Data listing →
+ + +

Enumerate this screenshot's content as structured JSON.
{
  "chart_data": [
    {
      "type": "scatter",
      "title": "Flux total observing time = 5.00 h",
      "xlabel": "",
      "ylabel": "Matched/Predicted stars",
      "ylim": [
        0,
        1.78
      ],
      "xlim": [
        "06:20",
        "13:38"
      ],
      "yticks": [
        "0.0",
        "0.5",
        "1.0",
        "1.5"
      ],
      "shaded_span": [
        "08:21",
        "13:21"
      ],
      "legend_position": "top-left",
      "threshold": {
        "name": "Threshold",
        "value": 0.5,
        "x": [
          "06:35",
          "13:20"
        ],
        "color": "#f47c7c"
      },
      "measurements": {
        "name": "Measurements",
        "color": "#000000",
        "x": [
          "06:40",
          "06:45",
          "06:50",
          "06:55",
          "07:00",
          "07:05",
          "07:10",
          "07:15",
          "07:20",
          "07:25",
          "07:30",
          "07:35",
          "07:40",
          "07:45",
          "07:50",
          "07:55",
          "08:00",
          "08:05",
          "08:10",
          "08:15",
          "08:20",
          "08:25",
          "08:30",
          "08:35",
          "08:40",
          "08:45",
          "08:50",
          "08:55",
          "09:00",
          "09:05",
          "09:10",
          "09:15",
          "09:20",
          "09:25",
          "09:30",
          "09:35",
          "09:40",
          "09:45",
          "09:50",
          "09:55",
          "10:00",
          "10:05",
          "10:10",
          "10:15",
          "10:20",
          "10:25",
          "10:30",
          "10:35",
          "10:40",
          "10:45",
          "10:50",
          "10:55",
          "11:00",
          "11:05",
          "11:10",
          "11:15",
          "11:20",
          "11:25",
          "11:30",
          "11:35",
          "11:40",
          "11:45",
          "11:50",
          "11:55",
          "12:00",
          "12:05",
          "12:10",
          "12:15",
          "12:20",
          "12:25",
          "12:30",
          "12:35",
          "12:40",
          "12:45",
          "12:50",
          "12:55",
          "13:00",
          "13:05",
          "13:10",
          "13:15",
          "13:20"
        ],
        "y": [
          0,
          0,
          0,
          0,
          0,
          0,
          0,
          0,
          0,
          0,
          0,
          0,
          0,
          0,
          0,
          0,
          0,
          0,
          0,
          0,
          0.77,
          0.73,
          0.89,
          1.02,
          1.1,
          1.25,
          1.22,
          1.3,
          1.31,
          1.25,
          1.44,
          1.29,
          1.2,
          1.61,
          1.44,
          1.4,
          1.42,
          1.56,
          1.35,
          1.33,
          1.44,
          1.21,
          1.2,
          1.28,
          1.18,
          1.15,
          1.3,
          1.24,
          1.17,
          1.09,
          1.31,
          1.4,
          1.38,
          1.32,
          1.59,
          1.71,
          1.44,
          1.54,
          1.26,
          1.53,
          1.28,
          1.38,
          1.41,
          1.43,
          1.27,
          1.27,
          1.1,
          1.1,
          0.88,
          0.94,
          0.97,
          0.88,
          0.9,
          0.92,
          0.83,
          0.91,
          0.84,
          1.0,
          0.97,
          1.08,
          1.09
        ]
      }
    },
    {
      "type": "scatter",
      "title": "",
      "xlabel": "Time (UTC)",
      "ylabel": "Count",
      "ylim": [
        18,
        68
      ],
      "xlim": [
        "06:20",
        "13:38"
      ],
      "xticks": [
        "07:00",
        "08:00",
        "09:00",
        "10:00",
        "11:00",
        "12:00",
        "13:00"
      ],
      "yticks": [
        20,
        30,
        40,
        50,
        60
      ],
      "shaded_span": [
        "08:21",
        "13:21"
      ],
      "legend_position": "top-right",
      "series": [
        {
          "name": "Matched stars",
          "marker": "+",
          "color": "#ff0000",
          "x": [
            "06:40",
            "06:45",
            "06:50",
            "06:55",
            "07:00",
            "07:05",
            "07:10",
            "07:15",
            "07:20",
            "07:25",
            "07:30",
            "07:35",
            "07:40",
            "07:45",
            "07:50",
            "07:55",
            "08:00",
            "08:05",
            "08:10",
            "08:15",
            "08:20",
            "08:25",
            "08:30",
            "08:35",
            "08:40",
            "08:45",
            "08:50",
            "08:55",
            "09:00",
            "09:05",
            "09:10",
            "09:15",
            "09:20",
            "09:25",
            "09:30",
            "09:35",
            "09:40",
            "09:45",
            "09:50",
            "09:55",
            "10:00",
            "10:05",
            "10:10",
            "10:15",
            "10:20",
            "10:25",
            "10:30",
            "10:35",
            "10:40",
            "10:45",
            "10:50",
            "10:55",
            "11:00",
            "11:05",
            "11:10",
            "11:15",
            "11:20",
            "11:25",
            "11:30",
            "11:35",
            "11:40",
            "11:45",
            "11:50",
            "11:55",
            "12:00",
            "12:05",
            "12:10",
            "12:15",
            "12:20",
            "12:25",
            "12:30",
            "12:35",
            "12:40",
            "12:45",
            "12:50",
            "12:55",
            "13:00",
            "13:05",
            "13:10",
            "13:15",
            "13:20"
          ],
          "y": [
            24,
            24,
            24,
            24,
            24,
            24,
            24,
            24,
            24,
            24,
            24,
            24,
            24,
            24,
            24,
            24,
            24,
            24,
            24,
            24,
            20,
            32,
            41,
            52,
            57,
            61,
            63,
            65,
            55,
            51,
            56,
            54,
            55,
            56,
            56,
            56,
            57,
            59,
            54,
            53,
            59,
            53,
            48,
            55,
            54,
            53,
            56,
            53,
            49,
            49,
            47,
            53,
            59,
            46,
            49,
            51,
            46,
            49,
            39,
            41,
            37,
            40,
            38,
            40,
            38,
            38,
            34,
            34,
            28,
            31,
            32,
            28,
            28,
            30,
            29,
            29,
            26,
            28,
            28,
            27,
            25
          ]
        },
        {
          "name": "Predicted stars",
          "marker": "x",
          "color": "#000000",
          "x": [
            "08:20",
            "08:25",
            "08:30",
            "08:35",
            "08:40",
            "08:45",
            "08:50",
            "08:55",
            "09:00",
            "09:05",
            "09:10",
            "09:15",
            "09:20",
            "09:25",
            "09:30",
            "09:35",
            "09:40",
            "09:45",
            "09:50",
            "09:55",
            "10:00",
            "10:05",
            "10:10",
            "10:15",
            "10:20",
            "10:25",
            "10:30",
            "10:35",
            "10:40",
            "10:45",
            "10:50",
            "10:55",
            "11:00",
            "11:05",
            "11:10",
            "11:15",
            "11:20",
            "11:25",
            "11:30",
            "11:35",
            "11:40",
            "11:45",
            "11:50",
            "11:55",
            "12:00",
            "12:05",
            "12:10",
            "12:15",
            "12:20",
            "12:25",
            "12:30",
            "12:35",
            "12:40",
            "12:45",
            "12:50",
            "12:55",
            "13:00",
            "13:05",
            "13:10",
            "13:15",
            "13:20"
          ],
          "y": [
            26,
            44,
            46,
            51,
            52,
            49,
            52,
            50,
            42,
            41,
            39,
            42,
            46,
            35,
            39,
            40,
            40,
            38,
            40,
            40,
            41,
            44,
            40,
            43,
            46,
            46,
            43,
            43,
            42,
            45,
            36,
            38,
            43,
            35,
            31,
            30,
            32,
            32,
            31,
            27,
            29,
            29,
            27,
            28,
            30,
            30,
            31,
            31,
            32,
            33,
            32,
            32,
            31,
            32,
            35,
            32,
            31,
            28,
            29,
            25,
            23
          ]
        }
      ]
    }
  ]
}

+ + +

Aim →
Search the entries for the word "Predicted", then gather every line that has it.

The answer →
      "ylabel": "Matched/Predicted stars",
          "name": "Predicted stars",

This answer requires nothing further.